- WRITTEN REQUEST: Below is some material; set it all down exactly, apart from the pictures.

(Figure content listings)
-- Begin --
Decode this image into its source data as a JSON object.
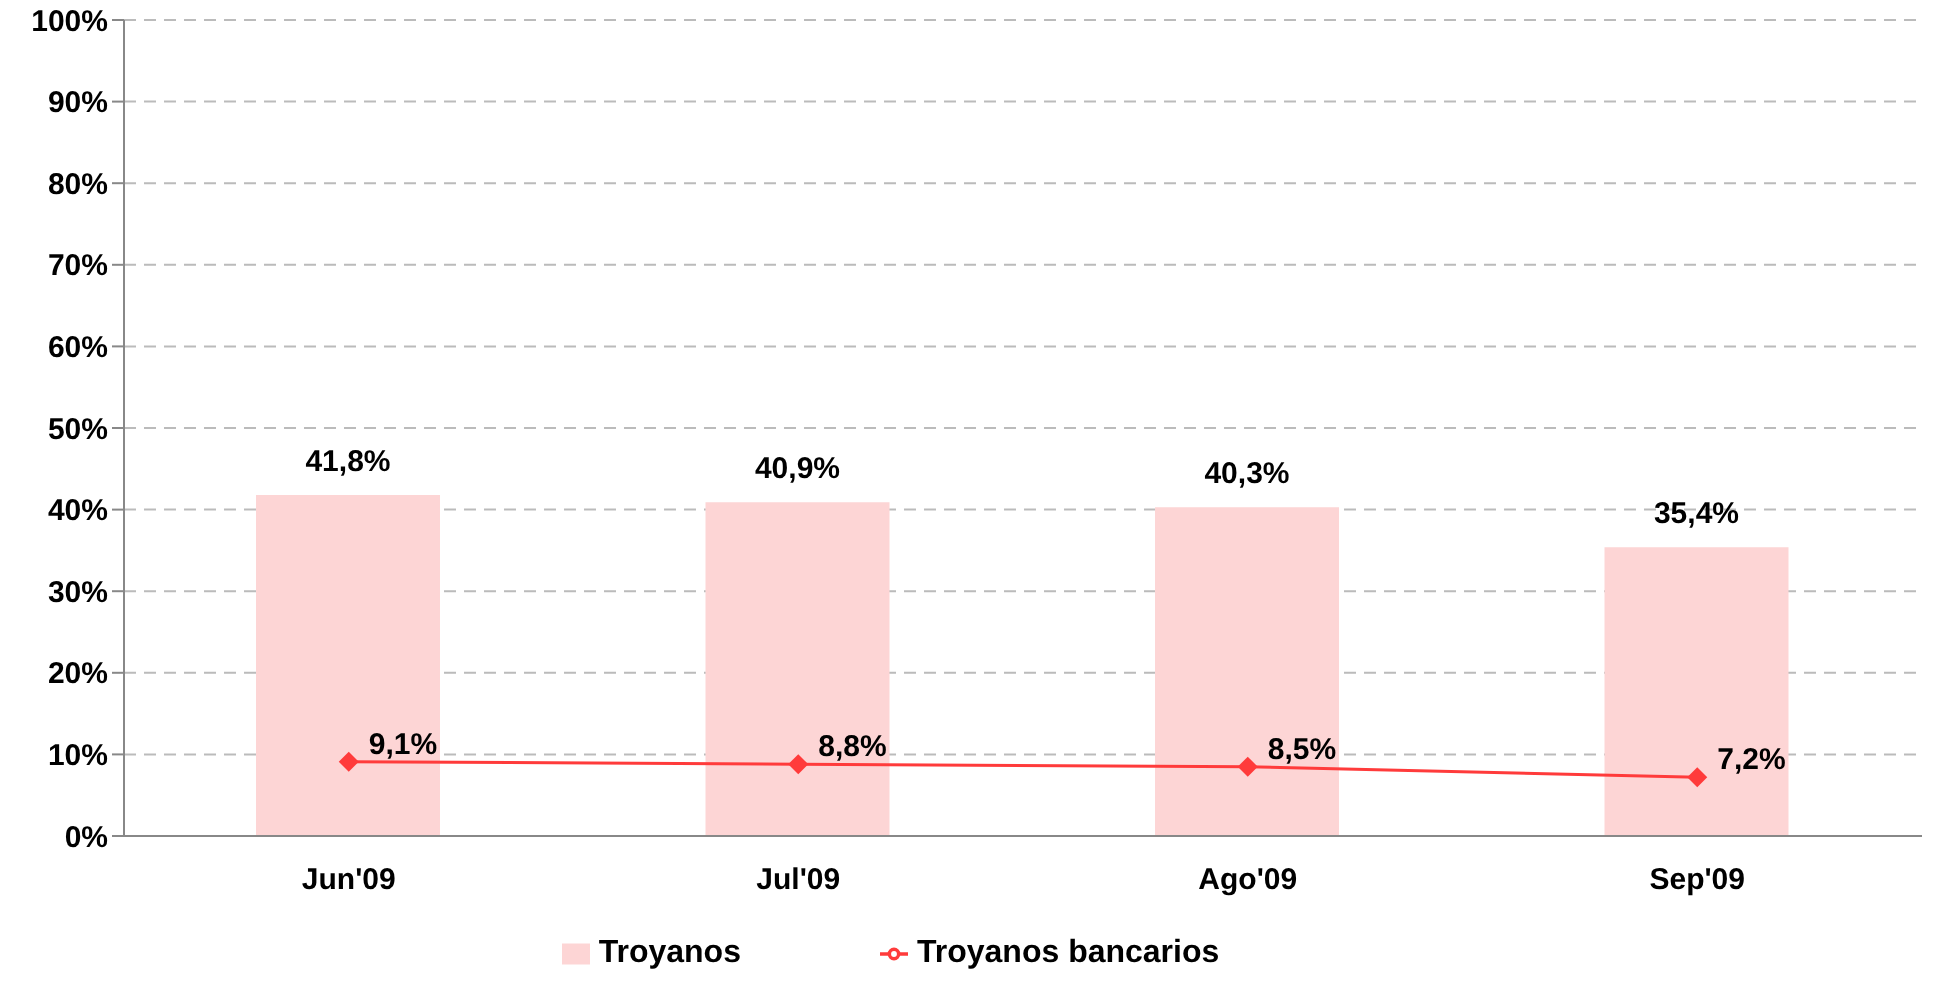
{
  "chart_data": {
    "type": "bar",
    "categories": [
      "Jun'09",
      "Jul'09",
      "Ago'09",
      "Sep'09"
    ],
    "series": [
      {
        "name": "Troyanos",
        "color": "#fdd5d5",
        "values": [
          41.8,
          40.9,
          40.3,
          35.4
        ],
        "value_labels": [
          "41,8%",
          "40,9%",
          "40,3%",
          "35,4%"
        ]
      },
      {
        "name": "Troyanos bancarios",
        "type": "line",
        "color": "#ff3b3b",
        "values": [
          9.1,
          8.8,
          8.5,
          7.2
        ],
        "value_labels": [
          "9,1%",
          "8,8%",
          "8,5%",
          "7,2%"
        ],
        "marker": "diamond",
        "line_style": "solid"
      }
    ],
    "ylim": [
      0,
      100
    ],
    "yticks": [
      {
        "value": 0,
        "label": "0%"
      },
      {
        "value": 10,
        "label": "10%"
      },
      {
        "value": 20,
        "label": "20%"
      },
      {
        "value": 30,
        "label": "30%"
      },
      {
        "value": 40,
        "label": "40%"
      },
      {
        "value": 50,
        "label": "50%"
      },
      {
        "value": 60,
        "label": "60%"
      },
      {
        "value": 70,
        "label": "70%"
      },
      {
        "value": 80,
        "label": "80%"
      },
      {
        "value": 90,
        "label": "90%"
      },
      {
        "value": 100,
        "label": "100%"
      }
    ],
    "grid": "y",
    "legend": "bottom"
  }
}
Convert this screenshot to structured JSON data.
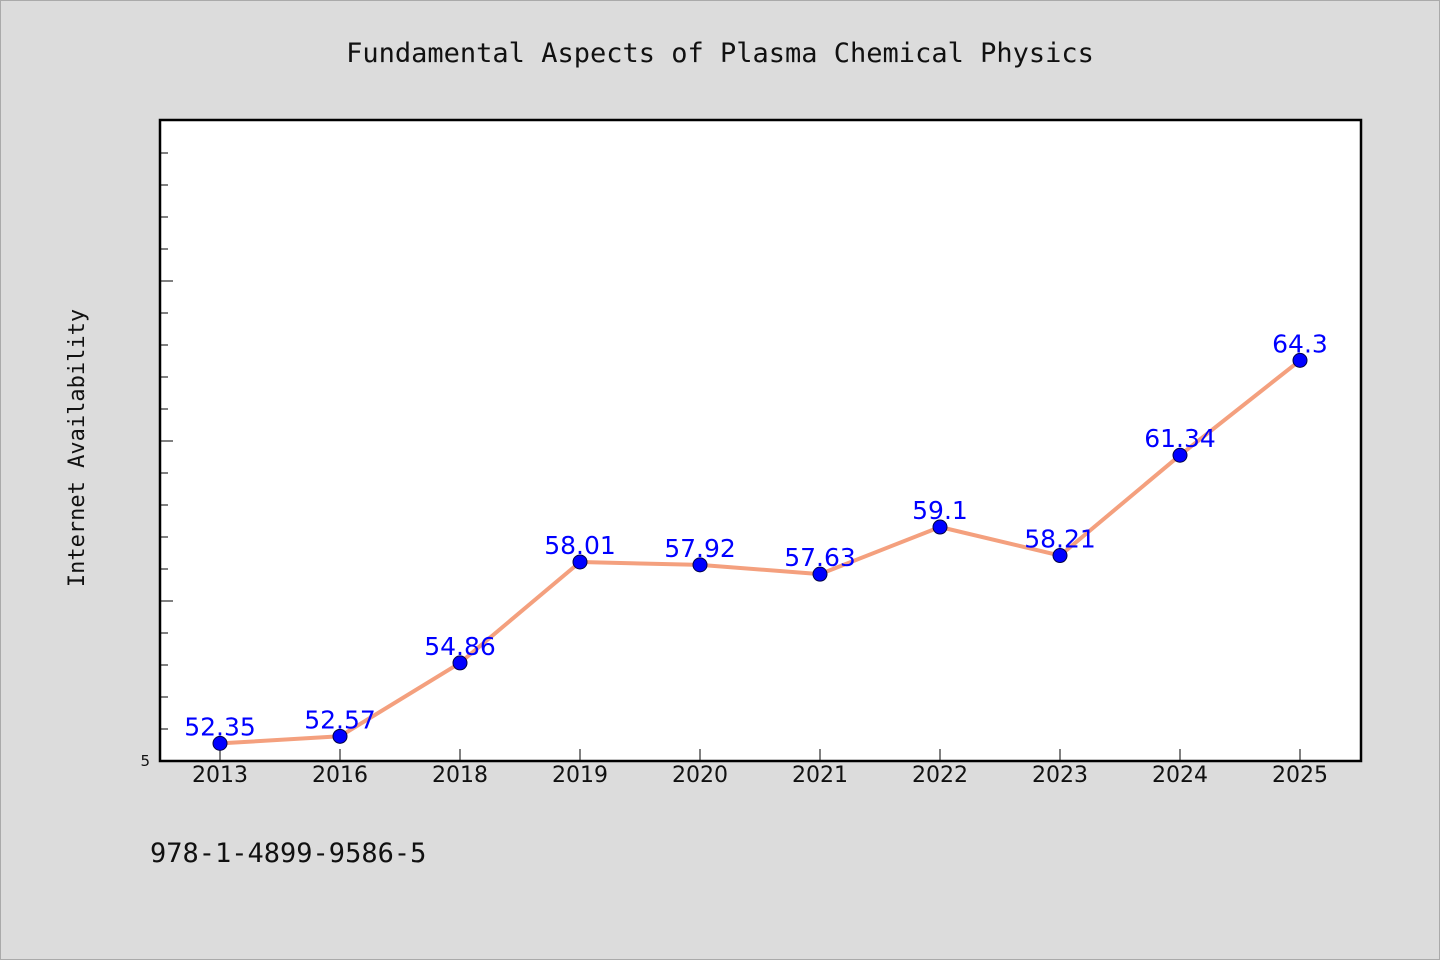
{
  "chart_data": {
    "type": "line",
    "title": "Fundamental Aspects of Plasma Chemical Physics",
    "xlabel": "",
    "ylabel": "Internet Availability",
    "categories": [
      "2013",
      "2016",
      "2018",
      "2019",
      "2020",
      "2021",
      "2022",
      "2023",
      "2024",
      "2025"
    ],
    "series": [
      {
        "values": [
          52.35,
          52.57,
          54.86,
          58.01,
          57.92,
          57.63,
          59.1,
          58.21,
          61.34,
          64.3
        ]
      }
    ],
    "data_labels": [
      "52.35",
      "52.57",
      "54.86",
      "58.01",
      "57.92",
      "57.63",
      "59.1",
      "58.21",
      "61.34",
      "64.3"
    ],
    "y_tick_labels": [
      "5"
    ],
    "ylim": [
      51.8,
      71.8
    ],
    "grid": false,
    "legend": "none",
    "colors": {
      "line": "#f4a07e",
      "marker": "#0000ff",
      "data_label": "#0000ff",
      "background": "#dcdcdc",
      "plot_background": "#ffffff"
    }
  },
  "footer": {
    "isbn": "978-1-4899-9586-5"
  }
}
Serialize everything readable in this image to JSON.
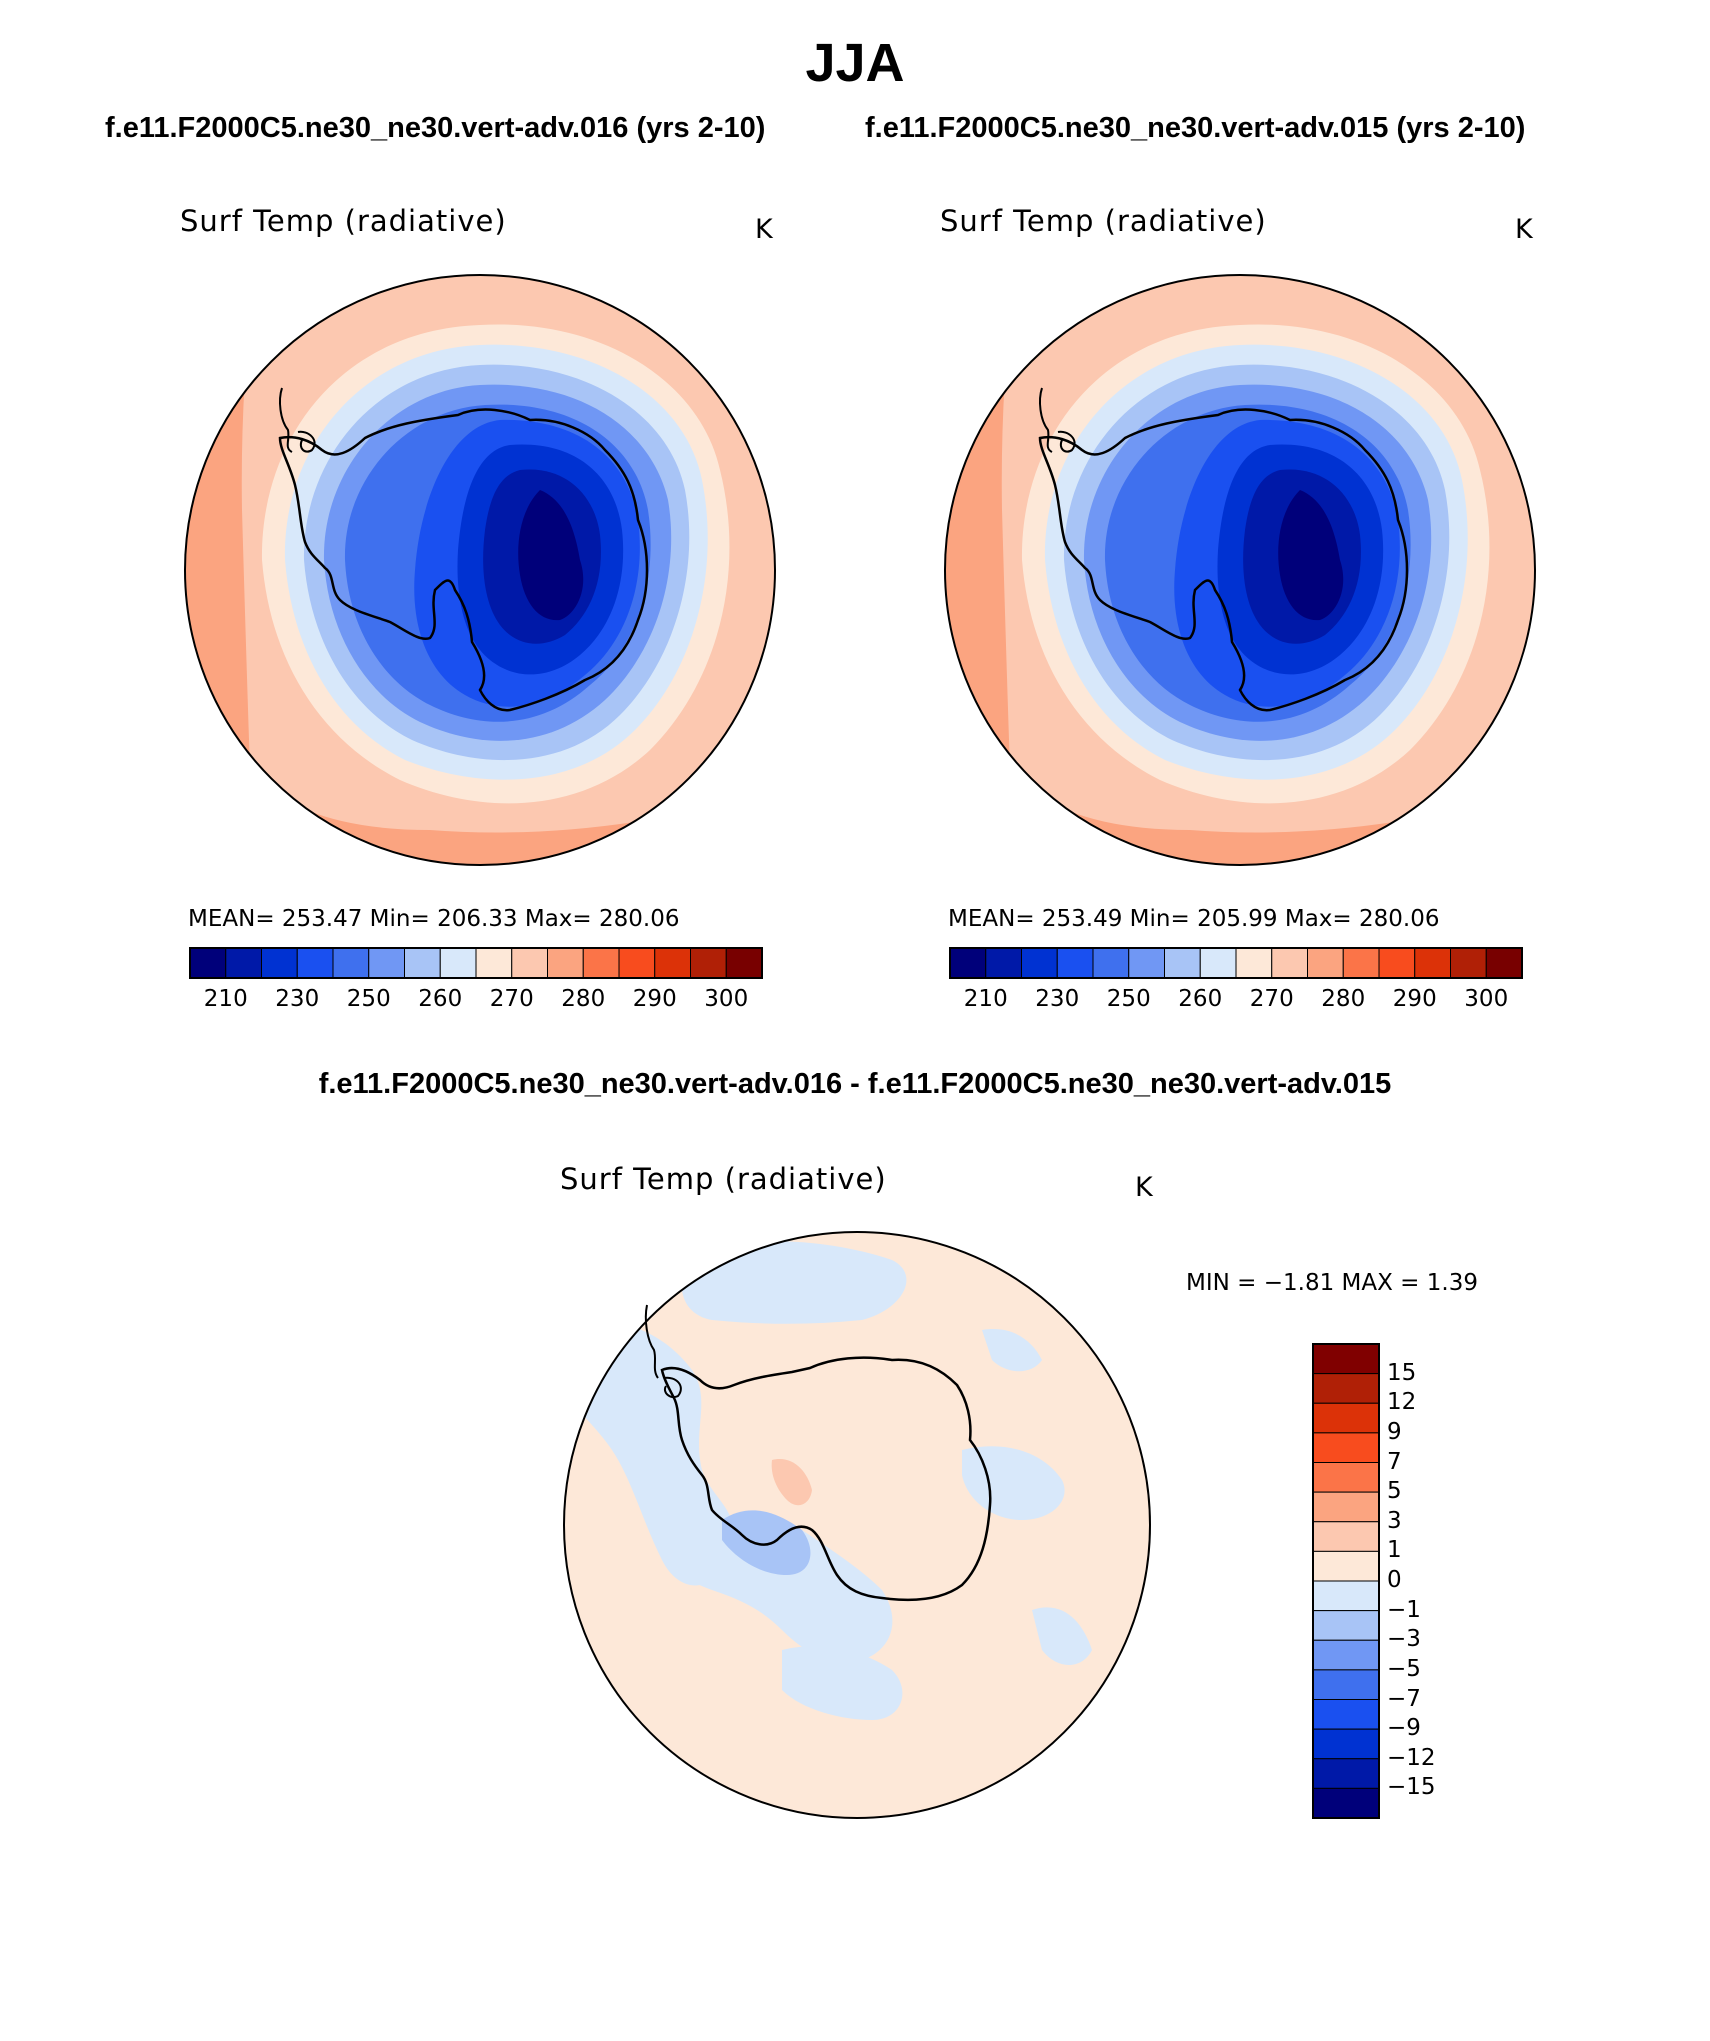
{
  "title": "JJA",
  "case_titles": {
    "left": "f.e11.F2000C5.ne30_ne30.vert-adv.016 (yrs 2-10)",
    "right": "f.e11.F2000C5.ne30_ne30.vert-adv.015 (yrs 2-10)"
  },
  "difference_title": "f.e11.F2000C5.ne30_ne30.vert-adv.016 - f.e11.F2000C5.ne30_ne30.vert-adv.015",
  "panels": {
    "left": {
      "variable": "Surf Temp (radiative)",
      "units": "K",
      "stats": "MEAN= 253.47   Min= 206.33   Max= 280.06"
    },
    "right": {
      "variable": "Surf Temp (radiative)",
      "units": "K",
      "stats": "MEAN= 253.49   Min= 205.99   Max= 280.06"
    },
    "diff": {
      "variable": "Surf Temp (radiative)",
      "units": "K",
      "minmax": "MIN =   −1.81  MAX =    1.39"
    }
  },
  "abs_colorbar": {
    "colors": [
      "#00007a",
      "#0019a8",
      "#0032d2",
      "#1a50f0",
      "#3f70ee",
      "#7097f4",
      "#a8c4f6",
      "#d8e8fa",
      "#fde8d8",
      "#fcc8b0",
      "#fba480",
      "#fb7448",
      "#f84c1e",
      "#dc3208",
      "#b02006",
      "#780000"
    ],
    "labels": [
      "210",
      "230",
      "250",
      "260",
      "270",
      "280",
      "290",
      "300"
    ]
  },
  "diff_colorbar": {
    "colors_top_to_bottom": [
      "#800000",
      "#b02006",
      "#dc3208",
      "#f84c1e",
      "#fb7448",
      "#fba480",
      "#fcc8b0",
      "#fde8d8",
      "#d8e8fa",
      "#a8c4f6",
      "#7097f4",
      "#3f70ee",
      "#1a50f0",
      "#0032d2",
      "#0019a8",
      "#00007a"
    ],
    "labels": [
      "15",
      "12",
      "9",
      "7",
      "5",
      "3",
      "1",
      "0",
      "−1",
      "−3",
      "−5",
      "−7",
      "−9",
      "−12",
      "−15"
    ]
  }
}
-- End --
- FINAL RESULT:
Decode this image into its source data as a JSON object.
{
  "chart_data": {
    "type": "bar",
    "categories": [
      "Jun'09",
      "Jul'09",
      "Ago'09",
      "Sep'09"
    ],
    "series": [
      {
        "name": "Troyanos",
        "color": "#fdd5d5",
        "values": [
          41.8,
          40.9,
          40.3,
          35.4
        ],
        "value_labels": [
          "41,8%",
          "40,9%",
          "40,3%",
          "35,4%"
        ]
      },
      {
        "name": "Troyanos bancarios",
        "type": "line",
        "color": "#ff3b3b",
        "values": [
          9.1,
          8.8,
          8.5,
          7.2
        ],
        "value_labels": [
          "9,1%",
          "8,8%",
          "8,5%",
          "7,2%"
        ],
        "marker": "diamond",
        "line_style": "solid"
      }
    ],
    "ylim": [
      0,
      100
    ],
    "yticks": [
      {
        "value": 0,
        "label": "0%"
      },
      {
        "value": 10,
        "label": "10%"
      },
      {
        "value": 20,
        "label": "20%"
      },
      {
        "value": 30,
        "label": "30%"
      },
      {
        "value": 40,
        "label": "40%"
      },
      {
        "value": 50,
        "label": "50%"
      },
      {
        "value": 60,
        "label": "60%"
      },
      {
        "value": 70,
        "label": "70%"
      },
      {
        "value": 80,
        "label": "80%"
      },
      {
        "value": 90,
        "label": "90%"
      },
      {
        "value": 100,
        "label": "100%"
      }
    ],
    "grid": "y",
    "legend": "bottom"
  }
}
Convert this screenshot to structured JSON data.
{
  "chart_data": {
    "type": "line",
    "title": "Fundamental Aspects of Plasma Chemical Physics",
    "xlabel": "",
    "ylabel": "Internet Availability",
    "categories": [
      "2013",
      "2016",
      "2018",
      "2019",
      "2020",
      "2021",
      "2022",
      "2023",
      "2024",
      "2025"
    ],
    "series": [
      {
        "values": [
          52.35,
          52.57,
          54.86,
          58.01,
          57.92,
          57.63,
          59.1,
          58.21,
          61.34,
          64.3
        ]
      }
    ],
    "data_labels": [
      "52.35",
      "52.57",
      "54.86",
      "58.01",
      "57.92",
      "57.63",
      "59.1",
      "58.21",
      "61.34",
      "64.3"
    ],
    "y_tick_labels": [
      "5"
    ],
    "ylim": [
      51.8,
      71.8
    ],
    "grid": false,
    "legend": "none",
    "colors": {
      "line": "#f4a07e",
      "marker": "#0000ff",
      "data_label": "#0000ff",
      "background": "#dcdcdc",
      "plot_background": "#ffffff"
    }
  },
  "footer": {
    "isbn": "978-1-4899-9586-5"
  }
}
Serialize everything readable in this image to JSON.
{
  "title": "JJA",
  "case_titles": {
    "left": "f.e11.F2000C5.ne30_ne30.vert-adv.016 (yrs 2-10)",
    "right": "f.e11.F2000C5.ne30_ne30.vert-adv.015 (yrs 2-10)"
  },
  "difference_title": "f.e11.F2000C5.ne30_ne30.vert-adv.016 - f.e11.F2000C5.ne30_ne30.vert-adv.015",
  "panels": {
    "left": {
      "variable": "Surf Temp (radiative)",
      "units": "K",
      "stats": "MEAN= 253.47   Min= 206.33   Max= 280.06"
    },
    "right": {
      "variable": "Surf Temp (radiative)",
      "units": "K",
      "stats": "MEAN= 253.49   Min= 205.99   Max= 280.06"
    },
    "diff": {
      "variable": "Surf Temp (radiative)",
      "units": "K",
      "minmax": "MIN =   −1.81  MAX =    1.39"
    }
  },
  "abs_colorbar": {
    "colors": [
      "#00007a",
      "#0019a8",
      "#0032d2",
      "#1a50f0",
      "#3f70ee",
      "#7097f4",
      "#a8c4f6",
      "#d8e8fa",
      "#fde8d8",
      "#fcc8b0",
      "#fba480",
      "#fb7448",
      "#f84c1e",
      "#dc3208",
      "#b02006",
      "#780000"
    ],
    "labels": [
      "210",
      "230",
      "250",
      "260",
      "270",
      "280",
      "290",
      "300"
    ]
  },
  "diff_colorbar": {
    "colors_top_to_bottom": [
      "#800000",
      "#b02006",
      "#dc3208",
      "#f84c1e",
      "#fb7448",
      "#fba480",
      "#fcc8b0",
      "#fde8d8",
      "#d8e8fa",
      "#a8c4f6",
      "#7097f4",
      "#3f70ee",
      "#1a50f0",
      "#0032d2",
      "#0019a8",
      "#00007a"
    ],
    "labels": [
      "15",
      "12",
      "9",
      "7",
      "5",
      "3",
      "1",
      "0",
      "−1",
      "−3",
      "−5",
      "−7",
      "−9",
      "−12",
      "−15"
    ]
  }
}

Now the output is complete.